How conspiracy theories "infiltrated" the wellness community

CBS Reports | Conspirituality: How Wellness Became a Gateway for Misinformation

Watch the CBS Reports documentary "Conspirituality: How Wellness Became a Gateway for Misinformation" in the video player above. 

Susanna Barkataki, a yoga teacher in Los Angeles, saw it unfold on her social media feed starting last year.

"It was so fascinating, because they were using words that spoke to me and people like me," Barkataki told CBS News' Adam Yamaguchi. "They were saying phrases and hashtags like, 'Where we go one, we go all.' That's like, OK, yeah, that sounds very yogic, right? ... Or the 'Great Awakening.' I mean, that's samadhi, that's enlightenment."

The instructor, whose influence spans beyond her studio to over 68,000 Instagram followers, quickly realized those phrases stemmed from QAnon, the conspiracy theory that started as a fringe movement among supporters of former President Trump. She also noticed people questioning whether COVID-19 was a government conspiracy or a "plandemic" — echoing a notorious video that was banned from Facebook and YouTube for spreading dangerous falsehoods about the virus.

LISTED ENTRIES:

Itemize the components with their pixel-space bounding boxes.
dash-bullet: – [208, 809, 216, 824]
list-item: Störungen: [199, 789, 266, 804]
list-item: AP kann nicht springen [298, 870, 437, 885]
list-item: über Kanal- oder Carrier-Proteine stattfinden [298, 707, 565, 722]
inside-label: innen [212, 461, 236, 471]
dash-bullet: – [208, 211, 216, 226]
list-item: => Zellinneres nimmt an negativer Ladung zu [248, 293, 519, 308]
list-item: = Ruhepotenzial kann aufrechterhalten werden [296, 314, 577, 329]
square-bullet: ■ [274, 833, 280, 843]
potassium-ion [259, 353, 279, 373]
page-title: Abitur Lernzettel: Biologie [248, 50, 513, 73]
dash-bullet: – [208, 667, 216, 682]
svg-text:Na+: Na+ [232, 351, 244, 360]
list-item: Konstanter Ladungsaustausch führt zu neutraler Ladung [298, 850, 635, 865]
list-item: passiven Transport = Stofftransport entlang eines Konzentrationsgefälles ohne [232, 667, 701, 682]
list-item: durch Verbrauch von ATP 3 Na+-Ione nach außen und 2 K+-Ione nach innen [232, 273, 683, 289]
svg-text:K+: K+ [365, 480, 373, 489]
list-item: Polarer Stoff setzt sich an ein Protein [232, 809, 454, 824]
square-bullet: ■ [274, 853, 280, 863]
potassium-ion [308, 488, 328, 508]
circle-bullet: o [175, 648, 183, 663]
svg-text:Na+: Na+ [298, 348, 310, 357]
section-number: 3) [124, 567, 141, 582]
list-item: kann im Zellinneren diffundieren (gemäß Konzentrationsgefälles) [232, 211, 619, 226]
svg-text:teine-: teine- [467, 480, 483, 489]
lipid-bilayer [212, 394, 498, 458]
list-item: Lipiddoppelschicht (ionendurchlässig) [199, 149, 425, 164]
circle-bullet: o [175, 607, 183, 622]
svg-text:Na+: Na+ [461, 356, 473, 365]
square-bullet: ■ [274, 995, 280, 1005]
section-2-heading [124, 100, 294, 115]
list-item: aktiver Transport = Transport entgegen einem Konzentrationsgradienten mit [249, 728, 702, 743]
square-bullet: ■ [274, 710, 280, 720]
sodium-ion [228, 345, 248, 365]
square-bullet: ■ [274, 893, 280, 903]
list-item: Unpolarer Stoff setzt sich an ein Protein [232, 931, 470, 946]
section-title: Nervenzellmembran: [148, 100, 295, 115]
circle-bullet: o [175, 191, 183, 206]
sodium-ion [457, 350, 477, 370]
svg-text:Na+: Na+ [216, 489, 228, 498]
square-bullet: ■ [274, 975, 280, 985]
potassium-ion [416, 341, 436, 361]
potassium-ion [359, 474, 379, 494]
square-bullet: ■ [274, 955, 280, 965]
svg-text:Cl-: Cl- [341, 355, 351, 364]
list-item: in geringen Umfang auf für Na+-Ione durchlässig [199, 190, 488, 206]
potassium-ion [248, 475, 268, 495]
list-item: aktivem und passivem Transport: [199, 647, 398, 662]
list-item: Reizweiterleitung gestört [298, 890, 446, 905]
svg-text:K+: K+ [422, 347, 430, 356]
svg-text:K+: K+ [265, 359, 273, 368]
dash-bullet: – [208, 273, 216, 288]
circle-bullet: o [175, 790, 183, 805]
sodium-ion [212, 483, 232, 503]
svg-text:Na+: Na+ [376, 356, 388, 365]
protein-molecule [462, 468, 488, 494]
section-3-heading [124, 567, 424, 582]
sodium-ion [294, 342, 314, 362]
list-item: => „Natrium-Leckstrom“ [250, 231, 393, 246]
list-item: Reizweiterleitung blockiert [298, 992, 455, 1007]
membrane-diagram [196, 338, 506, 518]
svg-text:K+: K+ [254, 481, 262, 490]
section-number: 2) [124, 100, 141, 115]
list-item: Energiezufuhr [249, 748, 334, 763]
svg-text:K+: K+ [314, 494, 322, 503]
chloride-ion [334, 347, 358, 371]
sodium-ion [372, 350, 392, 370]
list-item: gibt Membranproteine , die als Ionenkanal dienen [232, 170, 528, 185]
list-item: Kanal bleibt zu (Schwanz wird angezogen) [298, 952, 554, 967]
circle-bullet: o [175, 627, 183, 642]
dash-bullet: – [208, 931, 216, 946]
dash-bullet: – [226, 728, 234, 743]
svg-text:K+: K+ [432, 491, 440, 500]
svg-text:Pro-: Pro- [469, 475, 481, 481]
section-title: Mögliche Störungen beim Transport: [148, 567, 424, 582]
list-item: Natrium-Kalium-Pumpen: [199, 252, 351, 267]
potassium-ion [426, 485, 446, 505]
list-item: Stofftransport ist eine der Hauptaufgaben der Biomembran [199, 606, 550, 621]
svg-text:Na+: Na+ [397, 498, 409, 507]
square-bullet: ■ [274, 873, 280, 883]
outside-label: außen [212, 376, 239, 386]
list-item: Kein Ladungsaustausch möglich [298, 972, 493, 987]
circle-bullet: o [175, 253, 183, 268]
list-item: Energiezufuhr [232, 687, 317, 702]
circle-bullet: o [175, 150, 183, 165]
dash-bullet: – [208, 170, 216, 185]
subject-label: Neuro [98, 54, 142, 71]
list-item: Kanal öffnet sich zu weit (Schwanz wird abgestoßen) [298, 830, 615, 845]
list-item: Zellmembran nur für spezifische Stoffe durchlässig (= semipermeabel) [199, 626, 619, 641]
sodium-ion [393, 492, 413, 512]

TO DO:
- 1) In the article on conspiracy theories in the wellness community, how many Instagram followers does the Los Angeles yoga teacher have?
- 2) Extend the article on conspiracy theories in the wellness community, starting after its last sentence.

REPLIES:
- 1) Over 68,000.

- 2)
"I was shocked, because people I knew, friends, colleagues, other yoga teachers, were starting to jump on the bandwagon of these conspiracy theories. And I thought, 'Wait, these are people who I know and who I respect. Why are they sharing this misinformation?'" Barkataki recalled. 

Conspiracy theories "infiltrated slowly," she said, helped along by the fact that some members of the yoga and wellness communities were already inclined to question and diverge from mainstream authorities on health and science.

"So that made yoga practitioners and wellness practitioners really vulnerable to this time of misinformation," Barkataki said. She crafted a collective statement with other yoga practitioners to take a public stance against QAnon and misinformation.

Yoga teacher Susanna Barkataki says she has seen conspiracy theories and misinformation infiltrate the wellness community on social media. CBS News

Anusha Wijeyakumar, who is the wellness consultant at Hoag Hospital and founder of the holistic wellness organization Shanti Within, has noticed a similar trend. She explained how the Western version of yoga — which she describes as a departure from its ancient roots — spawned a subculture that has become a "hotbed" of misinformation. 

"In many ways, yoga and wellness has become a place of anti-science. So, just some quick examples: people peddling the juice cleanse that is going to solve all of your problems. When we see the fat shaming, the rise of the toxic diet culture in yoga and wellness. We also see the love of crystals. I love a crystal ... there's absolutely nothing wrong with liking crystals. However, crystals curing cancer? Where's the science behind that?" Wijeyakumar said.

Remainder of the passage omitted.